■ **Exercise aim**: Using the entries below, quote exactly the span of lines that begins with the line containing "Transcribe this image's" and ends with the final line.

■ **Available data**:

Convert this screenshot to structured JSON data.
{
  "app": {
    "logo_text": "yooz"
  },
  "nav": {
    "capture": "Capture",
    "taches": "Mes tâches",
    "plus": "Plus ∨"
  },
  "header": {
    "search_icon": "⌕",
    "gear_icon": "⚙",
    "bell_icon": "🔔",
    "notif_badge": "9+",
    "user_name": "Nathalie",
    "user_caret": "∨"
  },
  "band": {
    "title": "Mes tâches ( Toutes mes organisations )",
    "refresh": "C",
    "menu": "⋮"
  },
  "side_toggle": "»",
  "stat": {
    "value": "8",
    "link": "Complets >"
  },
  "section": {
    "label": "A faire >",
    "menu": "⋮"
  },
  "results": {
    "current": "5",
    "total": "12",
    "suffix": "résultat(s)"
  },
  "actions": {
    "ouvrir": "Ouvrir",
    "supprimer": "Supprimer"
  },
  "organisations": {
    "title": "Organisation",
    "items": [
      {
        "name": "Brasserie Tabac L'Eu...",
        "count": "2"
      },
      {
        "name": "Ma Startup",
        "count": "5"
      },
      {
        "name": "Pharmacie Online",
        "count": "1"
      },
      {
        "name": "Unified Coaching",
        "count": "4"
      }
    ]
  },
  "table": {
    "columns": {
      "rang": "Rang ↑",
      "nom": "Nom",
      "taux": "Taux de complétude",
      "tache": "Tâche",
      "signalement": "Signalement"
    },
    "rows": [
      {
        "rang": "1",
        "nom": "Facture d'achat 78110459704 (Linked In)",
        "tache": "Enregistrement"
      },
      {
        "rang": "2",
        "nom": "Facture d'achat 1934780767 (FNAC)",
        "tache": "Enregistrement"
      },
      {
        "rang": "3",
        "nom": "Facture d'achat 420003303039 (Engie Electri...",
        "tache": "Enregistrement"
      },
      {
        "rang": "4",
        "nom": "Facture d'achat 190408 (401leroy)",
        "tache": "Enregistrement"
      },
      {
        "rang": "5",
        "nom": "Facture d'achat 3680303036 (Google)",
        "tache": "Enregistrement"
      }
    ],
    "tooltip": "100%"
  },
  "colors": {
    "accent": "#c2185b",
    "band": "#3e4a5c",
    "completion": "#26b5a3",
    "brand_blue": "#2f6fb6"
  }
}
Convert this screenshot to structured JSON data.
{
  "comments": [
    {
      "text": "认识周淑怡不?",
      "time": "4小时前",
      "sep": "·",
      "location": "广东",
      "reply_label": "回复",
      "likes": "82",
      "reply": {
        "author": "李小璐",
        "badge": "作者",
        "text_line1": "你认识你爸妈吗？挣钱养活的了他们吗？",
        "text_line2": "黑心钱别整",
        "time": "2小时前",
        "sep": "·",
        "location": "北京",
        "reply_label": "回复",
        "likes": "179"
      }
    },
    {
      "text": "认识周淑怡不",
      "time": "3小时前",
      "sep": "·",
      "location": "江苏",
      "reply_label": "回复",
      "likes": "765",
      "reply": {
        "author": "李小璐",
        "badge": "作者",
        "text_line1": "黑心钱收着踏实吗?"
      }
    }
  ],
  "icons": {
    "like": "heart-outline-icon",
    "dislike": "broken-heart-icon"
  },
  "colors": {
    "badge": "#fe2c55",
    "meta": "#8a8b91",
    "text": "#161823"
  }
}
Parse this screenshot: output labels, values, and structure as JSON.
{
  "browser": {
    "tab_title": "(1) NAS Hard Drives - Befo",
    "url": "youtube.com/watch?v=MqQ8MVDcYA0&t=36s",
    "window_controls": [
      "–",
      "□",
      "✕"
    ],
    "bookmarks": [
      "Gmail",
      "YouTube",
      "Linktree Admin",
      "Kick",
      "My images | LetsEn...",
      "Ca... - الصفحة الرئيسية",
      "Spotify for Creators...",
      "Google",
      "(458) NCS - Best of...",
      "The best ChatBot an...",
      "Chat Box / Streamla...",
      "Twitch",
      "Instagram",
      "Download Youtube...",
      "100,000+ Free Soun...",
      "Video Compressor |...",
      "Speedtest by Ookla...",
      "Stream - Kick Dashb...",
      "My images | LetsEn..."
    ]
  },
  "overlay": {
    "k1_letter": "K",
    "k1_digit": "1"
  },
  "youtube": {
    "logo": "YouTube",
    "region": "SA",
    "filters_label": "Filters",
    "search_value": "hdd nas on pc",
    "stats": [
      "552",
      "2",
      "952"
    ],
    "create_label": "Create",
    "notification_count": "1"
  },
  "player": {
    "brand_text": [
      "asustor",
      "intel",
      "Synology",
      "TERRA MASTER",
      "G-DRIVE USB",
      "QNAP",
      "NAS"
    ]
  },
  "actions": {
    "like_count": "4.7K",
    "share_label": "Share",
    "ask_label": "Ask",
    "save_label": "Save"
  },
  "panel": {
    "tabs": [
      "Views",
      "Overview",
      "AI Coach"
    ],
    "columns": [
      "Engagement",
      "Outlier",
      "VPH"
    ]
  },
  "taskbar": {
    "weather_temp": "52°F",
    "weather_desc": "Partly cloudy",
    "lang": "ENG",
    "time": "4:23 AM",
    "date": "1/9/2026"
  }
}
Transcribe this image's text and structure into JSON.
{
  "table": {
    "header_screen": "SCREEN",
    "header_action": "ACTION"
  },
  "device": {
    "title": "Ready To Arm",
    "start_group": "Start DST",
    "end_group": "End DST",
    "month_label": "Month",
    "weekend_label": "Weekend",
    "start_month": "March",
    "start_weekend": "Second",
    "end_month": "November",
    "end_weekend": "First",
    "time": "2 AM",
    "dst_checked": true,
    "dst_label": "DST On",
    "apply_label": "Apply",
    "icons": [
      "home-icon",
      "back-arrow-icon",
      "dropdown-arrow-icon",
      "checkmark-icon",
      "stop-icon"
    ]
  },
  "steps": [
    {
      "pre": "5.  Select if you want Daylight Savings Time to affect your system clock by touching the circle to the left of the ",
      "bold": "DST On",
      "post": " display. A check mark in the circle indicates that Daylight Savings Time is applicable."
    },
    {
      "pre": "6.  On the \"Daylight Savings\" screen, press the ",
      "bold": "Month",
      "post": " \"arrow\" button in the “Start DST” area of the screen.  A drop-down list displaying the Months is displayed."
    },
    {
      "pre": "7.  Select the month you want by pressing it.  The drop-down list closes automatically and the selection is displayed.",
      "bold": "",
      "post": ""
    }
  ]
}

■ **Solution to the problem**:
Transcribe this image's text and structure into JSON.
{
  "table": {
    "header_screen": "SCREEN",
    "header_action": "ACTION"
  },
  "device": {
    "title": "Ready To Arm",
    "start_group": "Start DST",
    "end_group": "End DST",
    "month_label": "Month",
    "weekend_label": "Weekend",
    "start_month": "March",
    "start_weekend": "Second",
    "end_month": "November",
    "end_weekend": "First",
    "time": "2 AM",
    "dst_checked": true,
    "dst_label": "DST On",
    "apply_label": "Apply",
    "icons": [
      "home-icon",
      "back-arrow-icon",
      "dropdown-arrow-icon",
      "checkmark-icon",
      "stop-icon"
    ]
  },
  "steps": [
    {
      "pre": "5.  Select if you want Daylight Savings Time to affect your system clock by touching the circle to the left of the ",
      "bold": "DST On",
      "post": " display. A check mark in the circle indicates that Daylight Savings Time is applicable."
    },
    {
      "pre": "6.  On the \"Daylight Savings\" screen, press the ",
      "bold": "Month",
      "post": " \"arrow\" button in the “Start DST” area of the screen.  A drop-down list displaying the Months is displayed."
    },
    {
      "pre": "7.  Select the month you want by pressing it.  The drop-down list closes automatically and the selection is displayed.",
      "bold": "",
      "post": ""
    }
  ]
}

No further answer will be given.